Figure record listings:
________

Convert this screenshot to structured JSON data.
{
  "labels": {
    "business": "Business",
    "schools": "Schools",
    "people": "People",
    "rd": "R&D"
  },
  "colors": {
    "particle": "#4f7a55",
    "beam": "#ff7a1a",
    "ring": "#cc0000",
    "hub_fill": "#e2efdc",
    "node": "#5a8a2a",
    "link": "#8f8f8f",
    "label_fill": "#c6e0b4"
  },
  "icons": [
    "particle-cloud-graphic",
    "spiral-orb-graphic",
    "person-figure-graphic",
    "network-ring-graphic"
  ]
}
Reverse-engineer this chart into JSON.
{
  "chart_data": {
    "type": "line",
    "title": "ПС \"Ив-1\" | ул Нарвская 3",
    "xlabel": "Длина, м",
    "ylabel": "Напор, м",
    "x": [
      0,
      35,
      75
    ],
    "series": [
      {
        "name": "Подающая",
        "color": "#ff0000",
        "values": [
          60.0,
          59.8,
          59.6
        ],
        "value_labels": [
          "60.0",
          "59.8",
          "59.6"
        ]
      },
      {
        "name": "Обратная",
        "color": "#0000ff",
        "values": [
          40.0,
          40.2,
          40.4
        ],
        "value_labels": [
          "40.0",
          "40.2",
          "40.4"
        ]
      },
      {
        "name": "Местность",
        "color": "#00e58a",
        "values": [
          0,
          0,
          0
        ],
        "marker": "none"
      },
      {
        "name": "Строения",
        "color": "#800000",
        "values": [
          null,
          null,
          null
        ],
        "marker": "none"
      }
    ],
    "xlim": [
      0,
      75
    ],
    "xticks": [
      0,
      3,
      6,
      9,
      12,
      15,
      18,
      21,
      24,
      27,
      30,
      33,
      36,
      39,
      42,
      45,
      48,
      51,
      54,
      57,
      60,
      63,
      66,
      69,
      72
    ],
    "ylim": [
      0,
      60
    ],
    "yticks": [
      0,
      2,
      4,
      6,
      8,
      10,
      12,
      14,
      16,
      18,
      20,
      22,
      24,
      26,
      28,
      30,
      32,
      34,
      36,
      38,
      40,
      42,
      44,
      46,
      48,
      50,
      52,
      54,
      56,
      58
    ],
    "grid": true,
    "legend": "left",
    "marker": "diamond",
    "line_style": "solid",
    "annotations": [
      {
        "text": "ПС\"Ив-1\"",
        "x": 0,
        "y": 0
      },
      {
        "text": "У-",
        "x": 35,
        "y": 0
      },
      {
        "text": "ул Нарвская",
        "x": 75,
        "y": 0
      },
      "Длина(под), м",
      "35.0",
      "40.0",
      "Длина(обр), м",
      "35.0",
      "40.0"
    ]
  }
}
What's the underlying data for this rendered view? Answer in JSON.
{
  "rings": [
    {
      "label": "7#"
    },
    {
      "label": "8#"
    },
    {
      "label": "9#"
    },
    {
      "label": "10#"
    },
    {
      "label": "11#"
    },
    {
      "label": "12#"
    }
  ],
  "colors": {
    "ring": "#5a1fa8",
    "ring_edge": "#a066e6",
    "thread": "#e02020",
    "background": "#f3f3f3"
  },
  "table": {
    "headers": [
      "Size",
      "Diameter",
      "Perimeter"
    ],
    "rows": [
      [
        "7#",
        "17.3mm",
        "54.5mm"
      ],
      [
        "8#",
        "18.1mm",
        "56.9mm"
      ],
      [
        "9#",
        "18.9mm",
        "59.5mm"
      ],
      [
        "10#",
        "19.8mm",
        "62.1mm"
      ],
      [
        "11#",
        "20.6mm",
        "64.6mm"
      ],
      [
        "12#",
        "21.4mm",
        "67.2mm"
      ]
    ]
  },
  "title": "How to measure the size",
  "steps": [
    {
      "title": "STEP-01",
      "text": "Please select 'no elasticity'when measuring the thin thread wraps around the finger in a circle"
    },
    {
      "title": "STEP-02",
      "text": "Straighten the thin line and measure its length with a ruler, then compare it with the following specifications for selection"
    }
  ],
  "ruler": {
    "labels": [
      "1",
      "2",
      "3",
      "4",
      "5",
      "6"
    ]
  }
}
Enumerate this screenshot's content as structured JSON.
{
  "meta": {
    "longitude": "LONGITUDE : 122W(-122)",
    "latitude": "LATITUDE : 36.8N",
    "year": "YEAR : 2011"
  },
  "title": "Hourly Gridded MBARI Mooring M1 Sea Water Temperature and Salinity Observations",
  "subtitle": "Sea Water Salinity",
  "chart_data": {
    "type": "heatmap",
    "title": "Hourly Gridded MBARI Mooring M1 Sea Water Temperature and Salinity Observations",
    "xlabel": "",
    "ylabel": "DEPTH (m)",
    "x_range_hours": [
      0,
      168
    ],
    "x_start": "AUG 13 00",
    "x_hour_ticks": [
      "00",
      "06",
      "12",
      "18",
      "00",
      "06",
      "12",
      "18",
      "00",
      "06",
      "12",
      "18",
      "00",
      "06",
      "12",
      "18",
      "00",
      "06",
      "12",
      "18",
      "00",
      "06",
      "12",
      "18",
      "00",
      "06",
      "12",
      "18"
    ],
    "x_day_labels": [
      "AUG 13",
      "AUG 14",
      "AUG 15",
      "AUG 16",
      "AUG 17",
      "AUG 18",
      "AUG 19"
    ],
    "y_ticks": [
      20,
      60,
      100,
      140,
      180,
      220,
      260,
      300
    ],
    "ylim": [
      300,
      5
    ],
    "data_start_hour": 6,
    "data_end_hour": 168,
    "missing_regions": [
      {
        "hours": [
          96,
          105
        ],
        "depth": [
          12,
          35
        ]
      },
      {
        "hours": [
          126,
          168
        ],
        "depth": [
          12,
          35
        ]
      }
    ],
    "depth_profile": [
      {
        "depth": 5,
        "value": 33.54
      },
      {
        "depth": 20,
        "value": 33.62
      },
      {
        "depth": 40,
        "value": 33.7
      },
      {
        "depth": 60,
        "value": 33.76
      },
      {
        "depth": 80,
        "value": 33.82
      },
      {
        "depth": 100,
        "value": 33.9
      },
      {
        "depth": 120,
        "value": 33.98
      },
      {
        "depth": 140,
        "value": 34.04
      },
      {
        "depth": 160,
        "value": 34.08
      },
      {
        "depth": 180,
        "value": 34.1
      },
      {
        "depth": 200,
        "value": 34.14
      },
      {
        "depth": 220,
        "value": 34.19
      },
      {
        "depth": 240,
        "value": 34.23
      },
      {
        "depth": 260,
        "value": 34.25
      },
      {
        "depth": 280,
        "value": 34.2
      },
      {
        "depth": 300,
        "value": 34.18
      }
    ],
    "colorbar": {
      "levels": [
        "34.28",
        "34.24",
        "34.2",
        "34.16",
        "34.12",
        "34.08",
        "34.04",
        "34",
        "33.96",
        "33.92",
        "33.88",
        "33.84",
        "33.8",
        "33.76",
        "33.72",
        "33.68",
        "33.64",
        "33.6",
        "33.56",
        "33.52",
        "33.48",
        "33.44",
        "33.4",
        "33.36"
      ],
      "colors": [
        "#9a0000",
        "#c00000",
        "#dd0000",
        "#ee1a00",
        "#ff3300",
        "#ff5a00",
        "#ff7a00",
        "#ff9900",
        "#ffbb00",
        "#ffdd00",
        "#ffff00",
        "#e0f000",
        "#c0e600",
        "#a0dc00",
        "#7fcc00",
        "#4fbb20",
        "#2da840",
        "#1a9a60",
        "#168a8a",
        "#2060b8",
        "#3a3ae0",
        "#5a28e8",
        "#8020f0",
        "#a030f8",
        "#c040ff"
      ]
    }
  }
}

________

### What to work on
Write the entries again, exactly as they stand.

### Worked answer
Convert this screenshot to structured JSON data.
{
  "labels": {
    "business": "Business",
    "schools": "Schools",
    "people": "People",
    "rd": "R&D"
  },
  "colors": {
    "particle": "#4f7a55",
    "beam": "#ff7a1a",
    "ring": "#cc0000",
    "hub_fill": "#e2efdc",
    "node": "#5a8a2a",
    "link": "#8f8f8f",
    "label_fill": "#c6e0b4"
  },
  "icons": [
    "particle-cloud-graphic",
    "spiral-orb-graphic",
    "person-figure-graphic",
    "network-ring-graphic"
  ]
}
Reverse-engineer this chart into JSON.
{
  "chart_data": {
    "type": "line",
    "title": "ПС \"Ив-1\" | ул Нарвская 3",
    "xlabel": "Длина, м",
    "ylabel": "Напор, м",
    "x": [
      0,
      35,
      75
    ],
    "series": [
      {
        "name": "Подающая",
        "color": "#ff0000",
        "values": [
          60.0,
          59.8,
          59.6
        ],
        "value_labels": [
          "60.0",
          "59.8",
          "59.6"
        ]
      },
      {
        "name": "Обратная",
        "color": "#0000ff",
        "values": [
          40.0,
          40.2,
          40.4
        ],
        "value_labels": [
          "40.0",
          "40.2",
          "40.4"
        ]
      },
      {
        "name": "Местность",
        "color": "#00e58a",
        "values": [
          0,
          0,
          0
        ],
        "marker": "none"
      },
      {
        "name": "Строения",
        "color": "#800000",
        "values": [
          null,
          null,
          null
        ],
        "marker": "none"
      }
    ],
    "xlim": [
      0,
      75
    ],
    "xticks": [
      0,
      3,
      6,
      9,
      12,
      15,
      18,
      21,
      24,
      27,
      30,
      33,
      36,
      39,
      42,
      45,
      48,
      51,
      54,
      57,
      60,
      63,
      66,
      69,
      72
    ],
    "ylim": [
      0,
      60
    ],
    "yticks": [
      0,
      2,
      4,
      6,
      8,
      10,
      12,
      14,
      16,
      18,
      20,
      22,
      24,
      26,
      28,
      30,
      32,
      34,
      36,
      38,
      40,
      42,
      44,
      46,
      48,
      50,
      52,
      54,
      56,
      58
    ],
    "grid": true,
    "legend": "left",
    "marker": "diamond",
    "line_style": "solid",
    "annotations": [
      {
        "text": "ПС\"Ив-1\"",
        "x": 0,
        "y": 0
      },
      {
        "text": "У-",
        "x": 35,
        "y": 0
      },
      {
        "text": "ул Нарвская",
        "x": 75,
        "y": 0
      },
      "Длина(под), м",
      "35.0",
      "40.0",
      "Длина(обр), м",
      "35.0",
      "40.0"
    ]
  }
}
What's the underlying data for this rendered view? Answer in JSON.
{
  "rings": [
    {
      "label": "7#"
    },
    {
      "label": "8#"
    },
    {
      "label": "9#"
    },
    {
      "label": "10#"
    },
    {
      "label": "11#"
    },
    {
      "label": "12#"
    }
  ],
  "colors": {
    "ring": "#5a1fa8",
    "ring_edge": "#a066e6",
    "thread": "#e02020",
    "background": "#f3f3f3"
  },
  "table": {
    "headers": [
      "Size",
      "Diameter",
      "Perimeter"
    ],
    "rows": [
      [
        "7#",
        "17.3mm",
        "54.5mm"
      ],
      [
        "8#",
        "18.1mm",
        "56.9mm"
      ],
      [
        "9#",
        "18.9mm",
        "59.5mm"
      ],
      [
        "10#",
        "19.8mm",
        "62.1mm"
      ],
      [
        "11#",
        "20.6mm",
        "64.6mm"
      ],
      [
        "12#",
        "21.4mm",
        "67.2mm"
      ]
    ]
  },
  "title": "How to measure the size",
  "steps": [
    {
      "title": "STEP-01",
      "text": "Please select 'no elasticity'when measuring the thin thread wraps around the finger in a circle"
    },
    {
      "title": "STEP-02",
      "text": "Straighten the thin line and measure its length with a ruler, then compare it with the following specifications for selection"
    }
  ],
  "ruler": {
    "labels": [
      "1",
      "2",
      "3",
      "4",
      "5",
      "6"
    ]
  }
}
Enumerate this screenshot's content as structured JSON.
{
  "meta": {
    "longitude": "LONGITUDE : 122W(-122)",
    "latitude": "LATITUDE : 36.8N",
    "year": "YEAR : 2011"
  },
  "title": "Hourly Gridded MBARI Mooring M1 Sea Water Temperature and Salinity Observations",
  "subtitle": "Sea Water Salinity",
  "chart_data": {
    "type": "heatmap",
    "title": "Hourly Gridded MBARI Mooring M1 Sea Water Temperature and Salinity Observations",
    "xlabel": "",
    "ylabel": "DEPTH (m)",
    "x_range_hours": [
      0,
      168
    ],
    "x_start": "AUG 13 00",
    "x_hour_ticks": [
      "00",
      "06",
      "12",
      "18",
      "00",
      "06",
      "12",
      "18",
      "00",
      "06",
      "12",
      "18",
      "00",
      "06",
      "12",
      "18",
      "00",
      "06",
      "12",
      "18",
      "00",
      "06",
      "12",
      "18",
      "00",
      "06",
      "12",
      "18"
    ],
    "x_day_labels": [
      "AUG 13",
      "AUG 14",
      "AUG 15",
      "AUG 16",
      "AUG 17",
      "AUG 18",
      "AUG 19"
    ],
    "y_ticks": [
      20,
      60,
      100,
      140,
      180,
      220,
      260,
      300
    ],
    "ylim": [
      300,
      5
    ],
    "data_start_hour": 6,
    "data_end_hour": 168,
    "missing_regions": [
      {
        "hours": [
          96,
          105
        ],
        "depth": [
          12,
          35
        ]
      },
      {
        "hours": [
          126,
          168
        ],
        "depth": [
          12,
          35
        ]
      }
    ],
    "depth_profile": [
      {
        "depth": 5,
        "value": 33.54
      },
      {
        "depth": 20,
        "value": 33.62
      },
      {
        "depth": 40,
        "value": 33.7
      },
      {
        "depth": 60,
        "value": 33.76
      },
      {
        "depth": 80,
        "value": 33.82
      },
      {
        "depth": 100,
        "value": 33.9
      },
      {
        "depth": 120,
        "value": 33.98
      },
      {
        "depth": 140,
        "value": 34.04
      },
      {
        "depth": 160,
        "value": 34.08
      },
      {
        "depth": 180,
        "value": 34.1
      },
      {
        "depth": 200,
        "value": 34.14
      },
      {
        "depth": 220,
        "value": 34.19
      },
      {
        "depth": 240,
        "value": 34.23
      },
      {
        "depth": 260,
        "value": 34.25
      },
      {
        "depth": 280,
        "value": 34.2
      },
      {
        "depth": 300,
        "value": 34.18
      }
    ],
    "colorbar": {
      "levels": [
        "34.28",
        "34.24",
        "34.2",
        "34.16",
        "34.12",
        "34.08",
        "34.04",
        "34",
        "33.96",
        "33.92",
        "33.88",
        "33.84",
        "33.8",
        "33.76",
        "33.72",
        "33.68",
        "33.64",
        "33.6",
        "33.56",
        "33.52",
        "33.48",
        "33.44",
        "33.4",
        "33.36"
      ],
      "colors": [
        "#9a0000",
        "#c00000",
        "#dd0000",
        "#ee1a00",
        "#ff3300",
        "#ff5a00",
        "#ff7a00",
        "#ff9900",
        "#ffbb00",
        "#ffdd00",
        "#ffff00",
        "#e0f000",
        "#c0e600",
        "#a0dc00",
        "#7fcc00",
        "#4fbb20",
        "#2da840",
        "#1a9a60",
        "#168a8a",
        "#2060b8",
        "#3a3ae0",
        "#5a28e8",
        "#8020f0",
        "#a030f8",
        "#c040ff"
      ]
    }
  }
}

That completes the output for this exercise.